### Exercise instructions
Collect every line that includes the string "They".

### Information provided
========

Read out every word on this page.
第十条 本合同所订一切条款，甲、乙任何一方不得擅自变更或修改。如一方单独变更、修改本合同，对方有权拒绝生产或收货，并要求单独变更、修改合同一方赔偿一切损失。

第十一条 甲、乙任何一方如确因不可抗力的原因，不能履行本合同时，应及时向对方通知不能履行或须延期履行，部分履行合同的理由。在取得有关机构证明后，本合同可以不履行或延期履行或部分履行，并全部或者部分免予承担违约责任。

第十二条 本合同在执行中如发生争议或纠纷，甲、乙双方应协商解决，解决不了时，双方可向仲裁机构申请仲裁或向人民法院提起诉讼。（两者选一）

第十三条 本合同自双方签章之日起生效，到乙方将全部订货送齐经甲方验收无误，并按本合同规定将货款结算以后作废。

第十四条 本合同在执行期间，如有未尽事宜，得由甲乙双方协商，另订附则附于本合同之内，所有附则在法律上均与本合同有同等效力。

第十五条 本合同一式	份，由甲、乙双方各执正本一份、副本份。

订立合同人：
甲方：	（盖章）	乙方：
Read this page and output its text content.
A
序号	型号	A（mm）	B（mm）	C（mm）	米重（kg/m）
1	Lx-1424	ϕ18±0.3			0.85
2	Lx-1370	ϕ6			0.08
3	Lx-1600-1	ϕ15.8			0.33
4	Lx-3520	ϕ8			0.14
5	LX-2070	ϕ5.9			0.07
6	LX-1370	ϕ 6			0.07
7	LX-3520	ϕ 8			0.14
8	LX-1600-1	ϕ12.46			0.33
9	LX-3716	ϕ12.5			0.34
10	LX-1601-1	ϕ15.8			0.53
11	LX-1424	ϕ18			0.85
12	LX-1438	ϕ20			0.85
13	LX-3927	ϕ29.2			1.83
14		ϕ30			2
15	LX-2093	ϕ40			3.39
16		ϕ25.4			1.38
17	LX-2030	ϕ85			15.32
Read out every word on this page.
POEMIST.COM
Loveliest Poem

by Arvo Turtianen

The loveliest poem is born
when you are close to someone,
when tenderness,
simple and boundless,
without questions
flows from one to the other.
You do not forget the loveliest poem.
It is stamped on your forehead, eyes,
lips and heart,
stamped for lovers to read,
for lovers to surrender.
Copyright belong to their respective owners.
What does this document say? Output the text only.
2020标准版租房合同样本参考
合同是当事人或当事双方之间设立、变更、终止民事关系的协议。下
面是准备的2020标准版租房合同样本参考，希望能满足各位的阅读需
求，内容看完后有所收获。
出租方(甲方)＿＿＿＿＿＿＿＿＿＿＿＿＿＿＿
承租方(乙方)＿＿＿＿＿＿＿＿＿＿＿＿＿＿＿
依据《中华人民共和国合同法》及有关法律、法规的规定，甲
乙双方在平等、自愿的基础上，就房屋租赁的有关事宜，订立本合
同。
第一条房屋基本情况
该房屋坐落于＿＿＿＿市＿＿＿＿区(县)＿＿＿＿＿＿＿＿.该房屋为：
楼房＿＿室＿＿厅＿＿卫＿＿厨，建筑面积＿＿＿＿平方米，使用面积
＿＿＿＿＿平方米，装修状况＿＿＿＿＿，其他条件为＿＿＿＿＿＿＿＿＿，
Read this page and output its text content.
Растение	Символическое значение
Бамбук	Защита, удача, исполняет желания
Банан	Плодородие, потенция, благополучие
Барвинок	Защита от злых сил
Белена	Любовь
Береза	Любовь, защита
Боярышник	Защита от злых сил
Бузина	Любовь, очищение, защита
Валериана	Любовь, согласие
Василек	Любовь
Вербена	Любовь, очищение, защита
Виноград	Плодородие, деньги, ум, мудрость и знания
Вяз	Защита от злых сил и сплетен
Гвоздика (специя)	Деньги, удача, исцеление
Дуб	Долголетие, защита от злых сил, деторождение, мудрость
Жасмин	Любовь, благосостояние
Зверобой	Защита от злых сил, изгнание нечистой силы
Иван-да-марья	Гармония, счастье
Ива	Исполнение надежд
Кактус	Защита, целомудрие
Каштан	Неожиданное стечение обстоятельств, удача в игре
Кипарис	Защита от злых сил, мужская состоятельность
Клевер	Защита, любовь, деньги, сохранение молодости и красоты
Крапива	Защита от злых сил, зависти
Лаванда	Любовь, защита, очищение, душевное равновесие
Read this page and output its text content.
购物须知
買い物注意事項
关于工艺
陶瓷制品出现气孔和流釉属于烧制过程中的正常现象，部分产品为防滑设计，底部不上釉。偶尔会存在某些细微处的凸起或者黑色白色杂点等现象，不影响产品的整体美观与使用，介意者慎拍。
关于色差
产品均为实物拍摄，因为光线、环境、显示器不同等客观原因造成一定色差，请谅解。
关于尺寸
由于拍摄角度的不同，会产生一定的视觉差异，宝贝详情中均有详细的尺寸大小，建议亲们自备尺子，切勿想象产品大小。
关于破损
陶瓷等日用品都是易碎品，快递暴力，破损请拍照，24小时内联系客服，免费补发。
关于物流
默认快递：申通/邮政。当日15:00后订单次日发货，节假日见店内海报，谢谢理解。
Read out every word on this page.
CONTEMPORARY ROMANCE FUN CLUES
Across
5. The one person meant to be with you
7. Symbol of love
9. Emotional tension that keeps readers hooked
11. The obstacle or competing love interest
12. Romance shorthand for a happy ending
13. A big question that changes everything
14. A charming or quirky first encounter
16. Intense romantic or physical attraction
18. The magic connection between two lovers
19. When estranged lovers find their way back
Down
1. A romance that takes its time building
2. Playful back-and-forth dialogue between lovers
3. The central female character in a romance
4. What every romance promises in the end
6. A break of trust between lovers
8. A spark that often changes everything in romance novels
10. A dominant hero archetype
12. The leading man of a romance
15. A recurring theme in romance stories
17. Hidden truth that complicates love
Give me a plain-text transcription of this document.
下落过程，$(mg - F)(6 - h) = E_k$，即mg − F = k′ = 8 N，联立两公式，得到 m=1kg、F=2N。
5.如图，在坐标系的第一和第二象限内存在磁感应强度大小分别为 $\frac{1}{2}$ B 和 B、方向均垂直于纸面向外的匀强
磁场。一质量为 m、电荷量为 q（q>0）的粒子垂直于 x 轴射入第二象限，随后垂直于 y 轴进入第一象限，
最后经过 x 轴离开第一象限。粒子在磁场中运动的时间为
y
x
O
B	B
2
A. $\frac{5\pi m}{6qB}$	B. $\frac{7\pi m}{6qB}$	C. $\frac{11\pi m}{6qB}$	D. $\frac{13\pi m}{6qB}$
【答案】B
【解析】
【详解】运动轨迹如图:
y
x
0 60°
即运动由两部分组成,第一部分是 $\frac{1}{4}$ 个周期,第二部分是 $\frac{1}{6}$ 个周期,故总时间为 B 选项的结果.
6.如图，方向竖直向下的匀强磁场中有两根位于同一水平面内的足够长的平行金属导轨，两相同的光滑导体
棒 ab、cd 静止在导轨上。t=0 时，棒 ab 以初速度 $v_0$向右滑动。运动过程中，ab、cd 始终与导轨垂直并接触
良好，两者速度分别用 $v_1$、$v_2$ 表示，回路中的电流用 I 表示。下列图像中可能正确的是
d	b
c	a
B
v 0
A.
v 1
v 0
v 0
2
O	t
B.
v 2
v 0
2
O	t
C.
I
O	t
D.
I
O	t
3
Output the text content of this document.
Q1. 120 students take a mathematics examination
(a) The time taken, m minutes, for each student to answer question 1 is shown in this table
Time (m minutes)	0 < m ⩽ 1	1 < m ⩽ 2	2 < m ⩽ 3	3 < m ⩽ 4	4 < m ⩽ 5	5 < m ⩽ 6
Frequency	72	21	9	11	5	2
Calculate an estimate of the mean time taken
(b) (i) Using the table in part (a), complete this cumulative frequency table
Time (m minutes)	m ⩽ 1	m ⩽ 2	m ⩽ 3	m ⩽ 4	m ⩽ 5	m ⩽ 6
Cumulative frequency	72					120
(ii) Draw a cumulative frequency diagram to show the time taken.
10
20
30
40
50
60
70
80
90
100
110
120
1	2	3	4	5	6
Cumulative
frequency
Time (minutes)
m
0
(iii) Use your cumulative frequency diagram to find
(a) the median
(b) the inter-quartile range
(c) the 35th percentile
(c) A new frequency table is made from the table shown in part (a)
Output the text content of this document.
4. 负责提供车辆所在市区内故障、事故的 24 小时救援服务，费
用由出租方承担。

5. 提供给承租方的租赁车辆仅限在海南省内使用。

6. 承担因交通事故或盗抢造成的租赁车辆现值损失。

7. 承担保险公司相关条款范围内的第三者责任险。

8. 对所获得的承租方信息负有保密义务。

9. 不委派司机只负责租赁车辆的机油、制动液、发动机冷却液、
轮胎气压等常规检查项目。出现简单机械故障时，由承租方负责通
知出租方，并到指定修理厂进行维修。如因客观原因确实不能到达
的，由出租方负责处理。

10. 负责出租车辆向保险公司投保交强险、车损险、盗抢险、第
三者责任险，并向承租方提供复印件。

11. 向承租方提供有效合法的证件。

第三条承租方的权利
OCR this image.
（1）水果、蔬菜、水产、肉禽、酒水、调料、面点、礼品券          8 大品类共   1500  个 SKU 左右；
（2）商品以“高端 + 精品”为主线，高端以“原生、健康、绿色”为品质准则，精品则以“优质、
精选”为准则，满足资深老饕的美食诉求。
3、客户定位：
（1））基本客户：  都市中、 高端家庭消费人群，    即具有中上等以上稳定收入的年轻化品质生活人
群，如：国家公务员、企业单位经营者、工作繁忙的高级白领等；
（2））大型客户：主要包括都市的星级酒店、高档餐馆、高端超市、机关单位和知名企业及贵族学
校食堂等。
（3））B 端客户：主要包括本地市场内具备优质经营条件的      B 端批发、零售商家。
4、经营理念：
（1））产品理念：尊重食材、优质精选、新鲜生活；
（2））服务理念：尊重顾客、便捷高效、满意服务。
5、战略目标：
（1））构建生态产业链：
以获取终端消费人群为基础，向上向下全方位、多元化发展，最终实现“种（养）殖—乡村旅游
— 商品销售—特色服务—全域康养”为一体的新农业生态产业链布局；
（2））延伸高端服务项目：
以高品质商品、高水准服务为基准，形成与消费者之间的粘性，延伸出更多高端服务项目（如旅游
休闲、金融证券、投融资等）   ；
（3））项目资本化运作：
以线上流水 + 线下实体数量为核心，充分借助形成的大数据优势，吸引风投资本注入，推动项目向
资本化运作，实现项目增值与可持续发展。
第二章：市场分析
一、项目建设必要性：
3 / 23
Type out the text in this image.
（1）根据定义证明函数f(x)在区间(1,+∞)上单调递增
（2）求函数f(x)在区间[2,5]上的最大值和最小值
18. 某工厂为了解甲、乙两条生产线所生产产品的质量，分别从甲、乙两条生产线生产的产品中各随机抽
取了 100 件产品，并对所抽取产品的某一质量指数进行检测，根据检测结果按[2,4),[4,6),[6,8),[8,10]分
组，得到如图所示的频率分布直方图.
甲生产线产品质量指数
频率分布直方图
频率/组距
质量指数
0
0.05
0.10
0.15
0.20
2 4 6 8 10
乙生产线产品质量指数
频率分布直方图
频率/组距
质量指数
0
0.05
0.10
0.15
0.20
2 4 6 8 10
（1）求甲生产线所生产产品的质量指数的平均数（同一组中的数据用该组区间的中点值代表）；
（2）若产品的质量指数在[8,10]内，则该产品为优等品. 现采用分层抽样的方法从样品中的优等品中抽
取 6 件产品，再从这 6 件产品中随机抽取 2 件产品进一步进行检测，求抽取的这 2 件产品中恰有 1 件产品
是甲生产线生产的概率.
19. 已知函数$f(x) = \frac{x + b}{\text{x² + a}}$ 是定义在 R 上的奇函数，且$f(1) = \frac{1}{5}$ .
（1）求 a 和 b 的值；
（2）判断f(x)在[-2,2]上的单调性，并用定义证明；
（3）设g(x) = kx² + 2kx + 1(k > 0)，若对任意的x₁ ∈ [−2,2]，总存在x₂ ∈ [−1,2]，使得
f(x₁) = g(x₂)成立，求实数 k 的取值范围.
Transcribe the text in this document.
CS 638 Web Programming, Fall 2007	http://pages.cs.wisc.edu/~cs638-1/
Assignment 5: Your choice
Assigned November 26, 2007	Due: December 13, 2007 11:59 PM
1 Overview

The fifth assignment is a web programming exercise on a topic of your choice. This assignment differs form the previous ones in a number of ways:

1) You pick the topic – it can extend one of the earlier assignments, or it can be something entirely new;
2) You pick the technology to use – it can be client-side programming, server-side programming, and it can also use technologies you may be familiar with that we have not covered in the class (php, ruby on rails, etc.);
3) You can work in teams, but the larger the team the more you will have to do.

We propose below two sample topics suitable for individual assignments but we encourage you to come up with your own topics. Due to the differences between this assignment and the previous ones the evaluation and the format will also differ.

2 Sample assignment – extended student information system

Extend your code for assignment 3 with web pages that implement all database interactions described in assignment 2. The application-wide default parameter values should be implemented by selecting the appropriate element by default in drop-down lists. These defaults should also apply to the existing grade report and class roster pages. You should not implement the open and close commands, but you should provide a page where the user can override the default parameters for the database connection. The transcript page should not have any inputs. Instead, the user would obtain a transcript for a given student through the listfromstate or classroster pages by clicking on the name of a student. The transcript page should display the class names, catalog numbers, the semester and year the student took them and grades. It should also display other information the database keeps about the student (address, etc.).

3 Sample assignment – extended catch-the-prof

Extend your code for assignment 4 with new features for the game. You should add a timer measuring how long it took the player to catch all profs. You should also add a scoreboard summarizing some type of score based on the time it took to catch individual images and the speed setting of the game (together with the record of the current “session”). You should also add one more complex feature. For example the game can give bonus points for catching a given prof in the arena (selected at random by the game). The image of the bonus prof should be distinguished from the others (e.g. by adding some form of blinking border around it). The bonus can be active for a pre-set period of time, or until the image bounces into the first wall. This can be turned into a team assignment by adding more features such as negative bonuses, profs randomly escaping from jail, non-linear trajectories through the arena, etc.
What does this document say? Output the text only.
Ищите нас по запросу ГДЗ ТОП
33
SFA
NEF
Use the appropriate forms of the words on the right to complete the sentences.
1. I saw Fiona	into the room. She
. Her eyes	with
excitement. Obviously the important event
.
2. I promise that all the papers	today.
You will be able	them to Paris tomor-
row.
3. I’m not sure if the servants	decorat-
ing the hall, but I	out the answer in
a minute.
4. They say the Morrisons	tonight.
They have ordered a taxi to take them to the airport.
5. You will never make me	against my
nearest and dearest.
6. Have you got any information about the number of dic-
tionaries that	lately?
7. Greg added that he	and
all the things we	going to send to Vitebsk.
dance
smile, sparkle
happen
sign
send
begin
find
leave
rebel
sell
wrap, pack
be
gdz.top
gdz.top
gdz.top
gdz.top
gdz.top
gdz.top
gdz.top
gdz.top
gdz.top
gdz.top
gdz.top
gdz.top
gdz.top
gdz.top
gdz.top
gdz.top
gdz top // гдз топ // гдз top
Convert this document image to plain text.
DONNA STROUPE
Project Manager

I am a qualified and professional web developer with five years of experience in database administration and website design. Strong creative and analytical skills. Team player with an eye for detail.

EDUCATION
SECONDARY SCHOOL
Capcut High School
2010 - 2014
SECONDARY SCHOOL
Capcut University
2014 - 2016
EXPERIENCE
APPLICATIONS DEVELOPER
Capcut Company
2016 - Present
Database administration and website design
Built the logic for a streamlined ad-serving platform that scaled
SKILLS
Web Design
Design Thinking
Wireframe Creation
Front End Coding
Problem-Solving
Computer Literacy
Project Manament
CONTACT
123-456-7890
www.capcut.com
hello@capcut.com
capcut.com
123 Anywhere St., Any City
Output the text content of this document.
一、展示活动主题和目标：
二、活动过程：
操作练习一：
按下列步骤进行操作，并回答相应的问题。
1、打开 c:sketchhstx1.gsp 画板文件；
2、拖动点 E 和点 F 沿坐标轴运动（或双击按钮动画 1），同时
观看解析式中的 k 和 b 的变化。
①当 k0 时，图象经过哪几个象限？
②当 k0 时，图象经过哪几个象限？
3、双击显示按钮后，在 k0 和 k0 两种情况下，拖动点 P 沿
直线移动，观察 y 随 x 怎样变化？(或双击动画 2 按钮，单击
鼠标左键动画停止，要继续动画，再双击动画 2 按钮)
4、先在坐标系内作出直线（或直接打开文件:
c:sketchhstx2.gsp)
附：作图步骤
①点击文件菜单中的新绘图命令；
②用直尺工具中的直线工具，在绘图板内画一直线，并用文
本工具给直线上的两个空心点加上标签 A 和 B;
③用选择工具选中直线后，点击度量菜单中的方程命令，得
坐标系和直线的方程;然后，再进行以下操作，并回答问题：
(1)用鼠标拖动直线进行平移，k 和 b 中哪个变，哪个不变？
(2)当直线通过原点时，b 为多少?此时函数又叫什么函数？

========

### Written solution
4. They say the Morrisons	tonight.
They have ordered a taxi to take them to the airport.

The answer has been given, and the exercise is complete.